(Excerpts from a figure dataset)
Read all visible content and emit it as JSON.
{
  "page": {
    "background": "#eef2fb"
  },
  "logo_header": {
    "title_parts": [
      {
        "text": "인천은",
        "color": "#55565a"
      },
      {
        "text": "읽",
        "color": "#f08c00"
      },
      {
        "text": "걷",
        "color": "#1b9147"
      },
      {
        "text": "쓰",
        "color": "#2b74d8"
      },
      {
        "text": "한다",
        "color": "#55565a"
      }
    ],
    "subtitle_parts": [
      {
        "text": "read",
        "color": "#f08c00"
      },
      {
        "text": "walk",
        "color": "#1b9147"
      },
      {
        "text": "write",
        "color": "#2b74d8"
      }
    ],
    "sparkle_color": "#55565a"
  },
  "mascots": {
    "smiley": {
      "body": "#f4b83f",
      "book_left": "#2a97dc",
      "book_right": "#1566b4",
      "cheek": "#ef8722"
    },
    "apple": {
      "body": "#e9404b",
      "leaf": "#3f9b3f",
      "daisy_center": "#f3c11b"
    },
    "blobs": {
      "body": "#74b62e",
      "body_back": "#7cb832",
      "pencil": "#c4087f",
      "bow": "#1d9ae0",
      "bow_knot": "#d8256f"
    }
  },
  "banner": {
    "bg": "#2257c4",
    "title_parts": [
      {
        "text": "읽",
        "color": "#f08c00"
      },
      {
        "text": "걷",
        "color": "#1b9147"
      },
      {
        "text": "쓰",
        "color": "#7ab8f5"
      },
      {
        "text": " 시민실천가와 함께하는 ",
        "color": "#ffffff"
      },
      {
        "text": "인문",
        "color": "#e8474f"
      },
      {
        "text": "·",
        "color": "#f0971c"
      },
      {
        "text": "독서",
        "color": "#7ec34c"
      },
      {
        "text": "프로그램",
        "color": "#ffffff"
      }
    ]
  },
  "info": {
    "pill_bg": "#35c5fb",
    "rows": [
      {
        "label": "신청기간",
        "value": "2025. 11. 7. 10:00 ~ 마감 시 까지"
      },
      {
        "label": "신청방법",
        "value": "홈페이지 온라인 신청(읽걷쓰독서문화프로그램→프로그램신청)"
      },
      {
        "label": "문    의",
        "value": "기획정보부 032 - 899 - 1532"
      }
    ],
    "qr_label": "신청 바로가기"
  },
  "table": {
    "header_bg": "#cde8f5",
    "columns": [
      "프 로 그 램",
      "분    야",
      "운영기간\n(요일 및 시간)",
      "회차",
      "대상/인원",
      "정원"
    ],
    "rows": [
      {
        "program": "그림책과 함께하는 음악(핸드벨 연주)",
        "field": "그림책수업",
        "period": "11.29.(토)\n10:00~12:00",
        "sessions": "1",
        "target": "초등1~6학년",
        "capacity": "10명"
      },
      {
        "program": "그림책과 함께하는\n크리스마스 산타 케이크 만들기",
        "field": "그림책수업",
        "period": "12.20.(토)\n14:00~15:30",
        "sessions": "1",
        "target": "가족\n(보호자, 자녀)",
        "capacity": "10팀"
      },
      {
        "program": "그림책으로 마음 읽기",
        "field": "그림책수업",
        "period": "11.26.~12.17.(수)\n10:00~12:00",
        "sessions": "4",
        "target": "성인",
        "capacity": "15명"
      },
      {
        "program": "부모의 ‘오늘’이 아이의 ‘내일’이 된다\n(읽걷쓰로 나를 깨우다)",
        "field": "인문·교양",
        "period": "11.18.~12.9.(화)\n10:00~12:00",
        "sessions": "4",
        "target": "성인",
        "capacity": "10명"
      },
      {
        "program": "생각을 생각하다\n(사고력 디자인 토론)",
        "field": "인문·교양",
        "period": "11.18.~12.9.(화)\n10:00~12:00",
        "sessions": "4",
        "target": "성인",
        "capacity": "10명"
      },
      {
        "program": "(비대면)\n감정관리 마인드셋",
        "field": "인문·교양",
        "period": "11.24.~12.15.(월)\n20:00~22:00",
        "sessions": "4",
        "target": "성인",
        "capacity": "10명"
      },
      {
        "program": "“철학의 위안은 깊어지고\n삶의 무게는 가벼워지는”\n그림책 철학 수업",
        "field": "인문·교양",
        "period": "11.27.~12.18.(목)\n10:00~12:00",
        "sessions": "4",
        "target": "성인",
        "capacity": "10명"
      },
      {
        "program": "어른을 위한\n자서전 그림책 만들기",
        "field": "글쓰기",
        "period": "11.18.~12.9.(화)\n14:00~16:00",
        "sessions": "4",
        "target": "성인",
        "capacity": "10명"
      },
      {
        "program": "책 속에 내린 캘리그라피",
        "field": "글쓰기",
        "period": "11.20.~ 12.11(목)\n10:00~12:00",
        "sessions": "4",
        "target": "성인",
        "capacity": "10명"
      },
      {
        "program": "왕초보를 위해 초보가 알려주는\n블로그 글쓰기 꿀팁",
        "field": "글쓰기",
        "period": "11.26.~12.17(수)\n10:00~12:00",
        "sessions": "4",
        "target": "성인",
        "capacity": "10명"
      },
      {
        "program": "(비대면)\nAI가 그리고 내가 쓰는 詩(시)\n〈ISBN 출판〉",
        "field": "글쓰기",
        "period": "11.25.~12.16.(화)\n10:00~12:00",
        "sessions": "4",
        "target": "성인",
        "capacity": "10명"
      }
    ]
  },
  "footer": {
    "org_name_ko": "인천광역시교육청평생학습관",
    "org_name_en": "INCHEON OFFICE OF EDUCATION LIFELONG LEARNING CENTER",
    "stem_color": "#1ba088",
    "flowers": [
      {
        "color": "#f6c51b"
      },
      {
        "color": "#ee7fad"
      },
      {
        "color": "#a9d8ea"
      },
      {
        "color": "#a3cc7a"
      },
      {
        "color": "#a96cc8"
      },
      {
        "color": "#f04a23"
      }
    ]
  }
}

STATED PROBLEM
Print the entries exactly. Include every one.

FINAL RESULT
Read all visible content and emit it as JSON.
{
  "page": {
    "background": "#eef2fb"
  },
  "logo_header": {
    "title_parts": [
      {
        "text": "인천은",
        "color": "#55565a"
      },
      {
        "text": "읽",
        "color": "#f08c00"
      },
      {
        "text": "걷",
        "color": "#1b9147"
      },
      {
        "text": "쓰",
        "color": "#2b74d8"
      },
      {
        "text": "한다",
        "color": "#55565a"
      }
    ],
    "subtitle_parts": [
      {
        "text": "read",
        "color": "#f08c00"
      },
      {
        "text": "walk",
        "color": "#1b9147"
      },
      {
        "text": "write",
        "color": "#2b74d8"
      }
    ],
    "sparkle_color": "#55565a"
  },
  "mascots": {
    "smiley": {
      "body": "#f4b83f",
      "book_left": "#2a97dc",
      "book_right": "#1566b4",
      "cheek": "#ef8722"
    },
    "apple": {
      "body": "#e9404b",
      "leaf": "#3f9b3f",
      "daisy_center": "#f3c11b"
    },
    "blobs": {
      "body": "#74b62e",
      "body_back": "#7cb832",
      "pencil": "#c4087f",
      "bow": "#1d9ae0",
      "bow_knot": "#d8256f"
    }
  },
  "banner": {
    "bg": "#2257c4",
    "title_parts": [
      {
        "text": "읽",
        "color": "#f08c00"
      },
      {
        "text": "걷",
        "color": "#1b9147"
      },
      {
        "text": "쓰",
        "color": "#7ab8f5"
      },
      {
        "text": " 시민실천가와 함께하는 ",
        "color": "#ffffff"
      },
      {
        "text": "인문",
        "color": "#e8474f"
      },
      {
        "text": "·",
        "color": "#f0971c"
      },
      {
        "text": "독서",
        "color": "#7ec34c"
      },
      {
        "text": "프로그램",
        "color": "#ffffff"
      }
    ]
  },
  "info": {
    "pill_bg": "#35c5fb",
    "rows": [
      {
        "label": "신청기간",
        "value": "2025. 11. 7. 10:00 ~ 마감 시 까지"
      },
      {
        "label": "신청방법",
        "value": "홈페이지 온라인 신청(읽걷쓰독서문화프로그램→프로그램신청)"
      },
      {
        "label": "문    의",
        "value": "기획정보부 032 - 899 - 1532"
      }
    ],
    "qr_label": "신청 바로가기"
  },
  "table": {
    "header_bg": "#cde8f5",
    "columns": [
      "프 로 그 램",
      "분    야",
      "운영기간\n(요일 및 시간)",
      "회차",
      "대상/인원",
      "정원"
    ],
    "rows": [
      {
        "program": "그림책과 함께하는 음악(핸드벨 연주)",
        "field": "그림책수업",
        "period": "11.29.(토)\n10:00~12:00",
        "sessions": "1",
        "target": "초등1~6학년",
        "capacity": "10명"
      },
      {
        "program": "그림책과 함께하는\n크리스마스 산타 케이크 만들기",
        "field": "그림책수업",
        "period": "12.20.(토)\n14:00~15:30",
        "sessions": "1",
        "target": "가족\n(보호자, 자녀)",
        "capacity": "10팀"
      },
      {
        "program": "그림책으로 마음 읽기",
        "field": "그림책수업",
        "period": "11.26.~12.17.(수)\n10:00~12:00",
        "sessions": "4",
        "target": "성인",
        "capacity": "15명"
      },
      {
        "program": "부모의 ‘오늘’이 아이의 ‘내일’이 된다\n(읽걷쓰로 나를 깨우다)",
        "field": "인문·교양",
        "period": "11.18.~12.9.(화)\n10:00~12:00",
        "sessions": "4",
        "target": "성인",
        "capacity": "10명"
      },
      {
        "program": "생각을 생각하다\n(사고력 디자인 토론)",
        "field": "인문·교양",
        "period": "11.18.~12.9.(화)\n10:00~12:00",
        "sessions": "4",
        "target": "성인",
        "capacity": "10명"
      },
      {
        "program": "(비대면)\n감정관리 마인드셋",
        "field": "인문·교양",
        "period": "11.24.~12.15.(월)\n20:00~22:00",
        "sessions": "4",
        "target": "성인",
        "capacity": "10명"
      },
      {
        "program": "“철학의 위안은 깊어지고\n삶의 무게는 가벼워지는”\n그림책 철학 수업",
        "field": "인문·교양",
        "period": "11.27.~12.18.(목)\n10:00~12:00",
        "sessions": "4",
        "target": "성인",
        "capacity": "10명"
      },
      {
        "program": "어른을 위한\n자서전 그림책 만들기",
        "field": "글쓰기",
        "period": "11.18.~12.9.(화)\n14:00~16:00",
        "sessions": "4",
        "target": "성인",
        "capacity": "10명"
      },
      {
        "program": "책 속에 내린 캘리그라피",
        "field": "글쓰기",
        "period": "11.20.~ 12.11(목)\n10:00~12:00",
        "sessions": "4",
        "target": "성인",
        "capacity": "10명"
      },
      {
        "program": "왕초보를 위해 초보가 알려주는\n블로그 글쓰기 꿀팁",
        "field": "글쓰기",
        "period": "11.26.~12.17(수)\n10:00~12:00",
        "sessions": "4",
        "target": "성인",
        "capacity": "10명"
      },
      {
        "program": "(비대면)\nAI가 그리고 내가 쓰는 詩(시)\n〈ISBN 출판〉",
        "field": "글쓰기",
        "period": "11.25.~12.16.(화)\n10:00~12:00",
        "sessions": "4",
        "target": "성인",
        "capacity": "10명"
      }
    ]
  },
  "footer": {
    "org_name_ko": "인천광역시교육청평생학습관",
    "org_name_en": "INCHEON OFFICE OF EDUCATION LIFELONG LEARNING CENTER",
    "stem_color": "#1ba088",
    "flowers": [
      {
        "color": "#f6c51b"
      },
      {
        "color": "#ee7fad"
      },
      {
        "color": "#a9d8ea"
      },
      {
        "color": "#a3cc7a"
      },
      {
        "color": "#a96cc8"
      },
      {
        "color": "#f04a23"
      }
    ]
  }
}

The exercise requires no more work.